**Your task**
Repeat each record below exactly, dropping the pictures.

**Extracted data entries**
——————
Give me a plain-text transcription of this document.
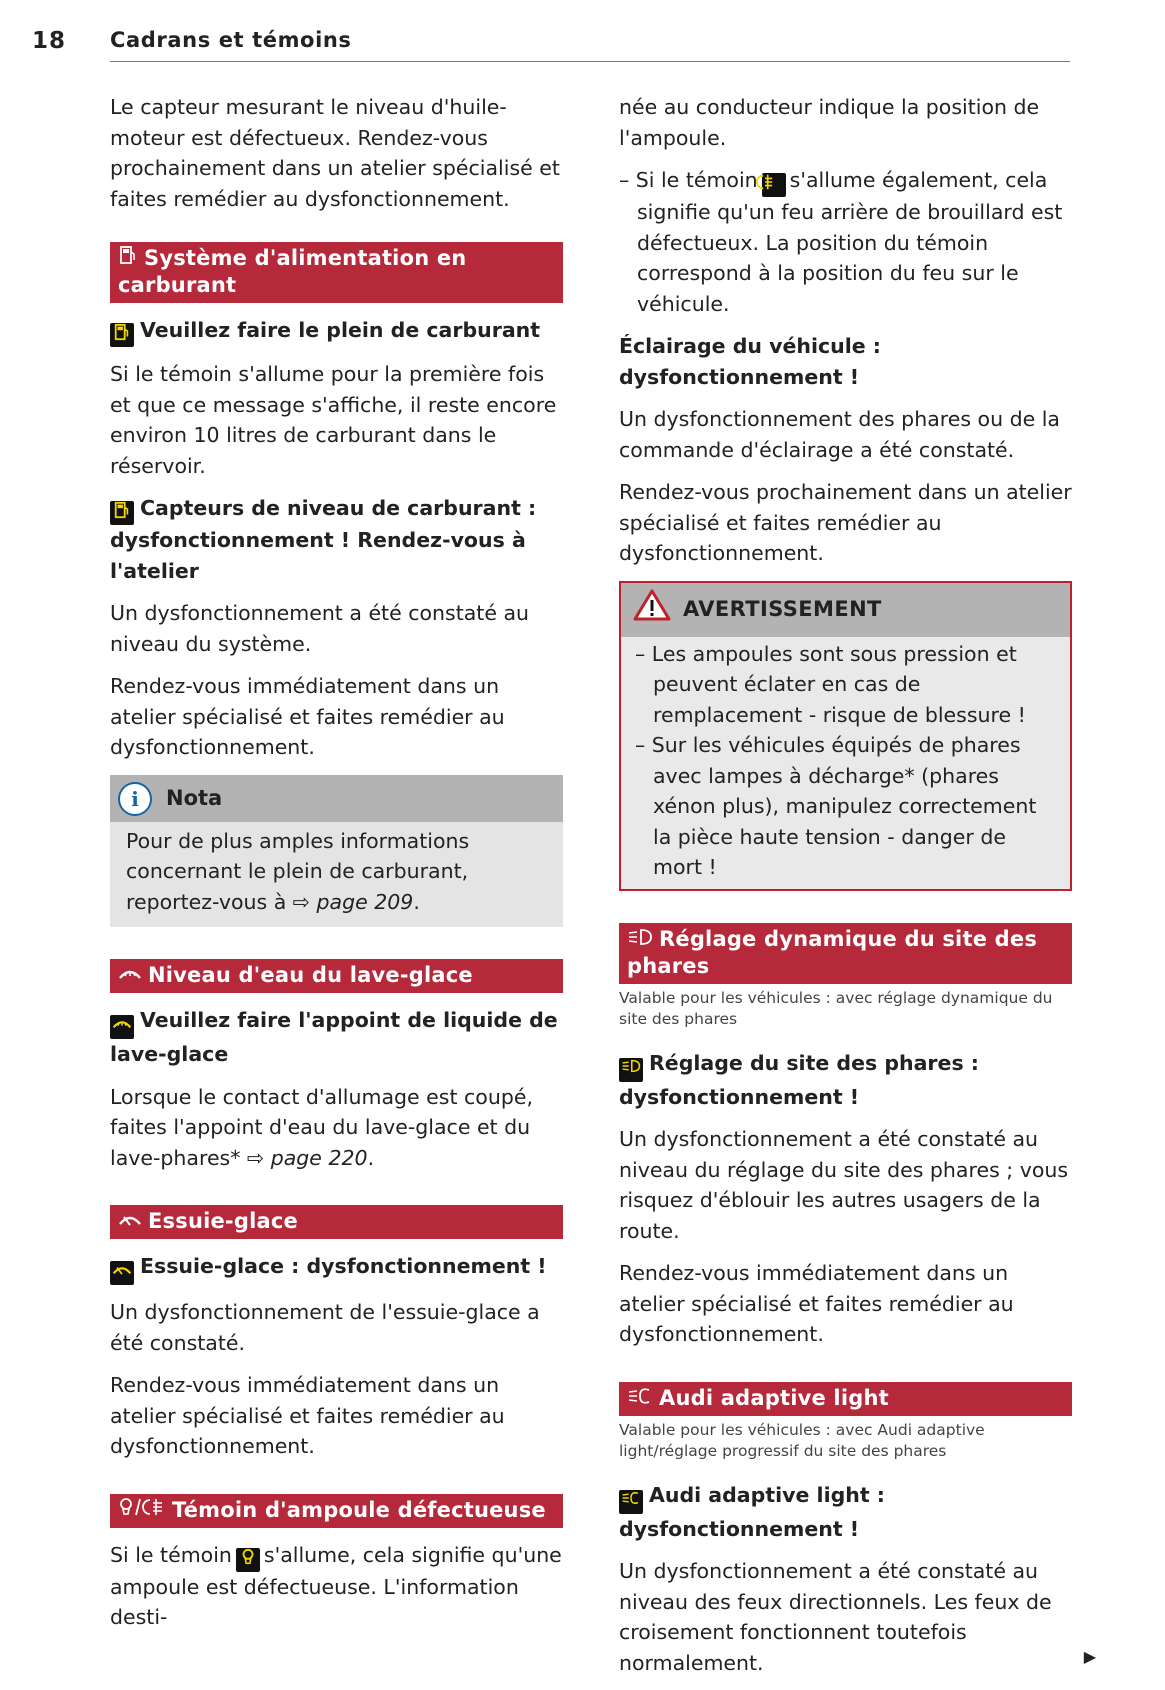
18 Cadrans et témoins

Le capteur mesurant le niveau d'huile-moteur est défectueux. Rendez-vous prochainement dans un atelier spécialisé et faites remédier au dysfonctionnement.

Système d'alimentation en carburant
Veuillez faire le plein de carburant

Si le témoin s'allume pour la première fois et que ce message s'affiche, il reste encore environ 10 litres de carburant dans le réservoir.

Capteurs de niveau de carburant : dysfonctionnement ! Rendez-vous à l'atelier

Un dysfonctionnement a été constaté au niveau du système.

Rendez-vous immédiatement dans un atelier spécialisé et faites remédier au dysfonctionnement.

i Nota
Pour de plus amples informations concernant le plein de carburant, reportez-vous à ⇨ page 209.
Niveau d'eau du lave-glace
Veuillez faire l'appoint de liquide de lave-glace

Lorsque le contact d'allumage est coupé, faites l'appoint d'eau du lave-glace et du lave-phares* ⇨ page 220.

Essuie-glace
Essuie-glace : dysfonctionnement !

Un dysfonctionnement de l'essuie-glace a été constaté.

Rendez-vous immédiatement dans un atelier spécialisé et faites remédier au dysfonctionnement.

Témoin d'ampoule défectueuse

Si le témoin s'allume, cela signifie qu'une ampoule est défectueuse. L'information desti-

née au conducteur indique la position de l'ampoule.

– Si le témoin s'allume également, cela signifie qu'un feu arrière de brouillard est défectueux. La position du témoin correspond à la position du feu sur le véhicule.

Éclairage du véhicule : dysfonctionnement !

Un dysfonctionnement des phares ou de la commande d'éclairage a été constaté.

Rendez-vous prochainement dans un atelier spécialisé et faites remédier au dysfonctionnement.

AVERTISSEMENT

– Les ampoules sont sous pression et peuvent éclater en cas de remplacement - risque de blessure !

– Sur les véhicules équipés de phares avec lampes à décharge* (phares xénon plus), manipulez correctement la pièce haute tension - danger de mort !

Réglage dynamique du site des phares
Valable pour les véhicules : avec réglage dynamique du site des phares
Réglage du site des phares : dysfonctionnement !

Un dysfonctionnement a été constaté au niveau du réglage du site des phares ; vous risquez d'éblouir les autres usagers de la route.

Rendez-vous immédiatement dans un atelier spécialisé et faites remédier au dysfonctionnement.

Audi adaptive light
Valable pour les véhicules : avec Audi adaptive light/réglage progressif du site des phares
Audi adaptive light : dysfonctionnement !

Un dysfonctionnement a été constaté au niveau des feux directionnels. Les feux de croisement fonctionnent toutefois normalement.	▶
——————
**Response to this task**
Give me a plain-text transcription of this document.
18 Cadrans et témoins

Le capteur mesurant le niveau d'huile-moteur est défectueux. Rendez-vous prochainement dans un atelier spécialisé et faites remédier au dysfonctionnement.

Système d'alimentation en carburant
Veuillez faire le plein de carburant

Si le témoin s'allume pour la première fois et que ce message s'affiche, il reste encore environ 10 litres de carburant dans le réservoir.

Capteurs de niveau de carburant : dysfonctionnement ! Rendez-vous à l'atelier

Un dysfonctionnement a été constaté au niveau du système.

Rendez-vous immédiatement dans un atelier spécialisé et faites remédier au dysfonctionnement.

i Nota
Pour de plus amples informations concernant le plein de carburant, reportez-vous à ⇨ page 209.
Niveau d'eau du lave-glace
Veuillez faire l'appoint de liquide de lave-glace

Lorsque le contact d'allumage est coupé, faites l'appoint d'eau du lave-glace et du lave-phares* ⇨ page 220.

Essuie-glace
Essuie-glace : dysfonctionnement !

Un dysfonctionnement de l'essuie-glace a été constaté.

Rendez-vous immédiatement dans un atelier spécialisé et faites remédier au dysfonctionnement.

Témoin d'ampoule défectueuse

Si le témoin s'allume, cela signifie qu'une ampoule est défectueuse. L'information desti-

née au conducteur indique la position de l'ampoule.

– Si le témoin s'allume également, cela signifie qu'un feu arrière de brouillard est défectueux. La position du témoin correspond à la position du feu sur le véhicule.

Éclairage du véhicule : dysfonctionnement !

Un dysfonctionnement des phares ou de la commande d'éclairage a été constaté.

Rendez-vous prochainement dans un atelier spécialisé et faites remédier au dysfonctionnement.

AVERTISSEMENT

– Les ampoules sont sous pression et peuvent éclater en cas de remplacement - risque de blessure !

– Sur les véhicules équipés de phares avec lampes à décharge* (phares xénon plus), manipulez correctement la pièce haute tension - danger de mort !

Réglage dynamique du site des phares
Valable pour les véhicules : avec réglage dynamique du site des phares
Réglage du site des phares : dysfonctionnement !

Un dysfonctionnement a été constaté au niveau du réglage du site des phares ; vous risquez d'éblouir les autres usagers de la route.

Rendez-vous immédiatement dans un atelier spécialisé et faites remédier au dysfonctionnement.

Audi adaptive light
Valable pour les véhicules : avec Audi adaptive light/réglage progressif du site des phares
Audi adaptive light : dysfonctionnement !

Un dysfonctionnement a été constaté au niveau des feux directionnels. Les feux de croisement fonctionnent toutefois normalement.	▶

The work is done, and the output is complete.